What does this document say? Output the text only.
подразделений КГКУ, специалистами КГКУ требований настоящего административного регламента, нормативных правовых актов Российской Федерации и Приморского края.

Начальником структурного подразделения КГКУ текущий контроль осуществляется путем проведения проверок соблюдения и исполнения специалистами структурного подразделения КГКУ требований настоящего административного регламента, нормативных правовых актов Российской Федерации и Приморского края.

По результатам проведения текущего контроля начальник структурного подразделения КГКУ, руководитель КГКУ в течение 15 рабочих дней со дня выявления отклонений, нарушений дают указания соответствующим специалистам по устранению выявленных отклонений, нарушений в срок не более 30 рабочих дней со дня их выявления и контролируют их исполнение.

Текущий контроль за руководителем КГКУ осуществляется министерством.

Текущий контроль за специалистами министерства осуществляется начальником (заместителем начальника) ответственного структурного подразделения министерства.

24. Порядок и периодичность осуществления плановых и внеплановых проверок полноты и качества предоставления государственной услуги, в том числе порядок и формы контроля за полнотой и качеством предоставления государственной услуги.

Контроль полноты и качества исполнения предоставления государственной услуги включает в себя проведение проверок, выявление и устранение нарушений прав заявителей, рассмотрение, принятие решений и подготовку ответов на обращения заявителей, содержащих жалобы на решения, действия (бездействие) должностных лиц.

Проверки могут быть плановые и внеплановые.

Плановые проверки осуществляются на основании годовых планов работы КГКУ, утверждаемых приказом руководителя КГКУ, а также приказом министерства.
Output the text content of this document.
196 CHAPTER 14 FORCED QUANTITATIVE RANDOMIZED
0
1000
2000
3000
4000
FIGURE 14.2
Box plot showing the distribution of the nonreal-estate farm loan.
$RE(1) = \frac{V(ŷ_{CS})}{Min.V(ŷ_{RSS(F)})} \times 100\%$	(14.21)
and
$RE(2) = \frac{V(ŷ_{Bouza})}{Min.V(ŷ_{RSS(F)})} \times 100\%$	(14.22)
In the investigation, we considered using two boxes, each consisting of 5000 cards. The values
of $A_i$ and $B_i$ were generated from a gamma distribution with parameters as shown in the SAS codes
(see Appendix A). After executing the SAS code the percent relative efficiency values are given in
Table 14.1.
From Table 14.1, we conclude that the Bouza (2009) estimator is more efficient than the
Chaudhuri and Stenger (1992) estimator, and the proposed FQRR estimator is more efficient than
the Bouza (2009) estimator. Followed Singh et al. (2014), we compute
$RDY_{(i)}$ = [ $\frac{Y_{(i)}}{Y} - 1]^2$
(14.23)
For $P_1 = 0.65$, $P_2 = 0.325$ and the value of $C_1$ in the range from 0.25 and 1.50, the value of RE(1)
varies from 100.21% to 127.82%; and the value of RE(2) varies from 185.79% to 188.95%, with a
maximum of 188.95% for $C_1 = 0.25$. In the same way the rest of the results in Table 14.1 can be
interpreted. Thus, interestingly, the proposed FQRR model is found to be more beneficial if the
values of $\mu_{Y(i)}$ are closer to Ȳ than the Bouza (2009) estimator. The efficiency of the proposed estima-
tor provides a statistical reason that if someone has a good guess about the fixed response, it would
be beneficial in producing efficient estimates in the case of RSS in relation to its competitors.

*Your objective*
Show every line from the listing above in which the string "Bouza" appears.

*Answer to the task*
$RE(2) = \frac{V(ŷ_{Bouza})}{Min.V(ŷ_{RSS(F)})} \times 100\%$	(14.22)
From Table 14.1, we conclude that the Bouza (2009) estimator is more efficient than the
the Bouza (2009) estimator. Followed Singh et al. (2014), we compute
values of $\mu_{Y(i)}$ are closer to Ȳ than the Bouza (2009) estimator. The efficiency of the proposed estima-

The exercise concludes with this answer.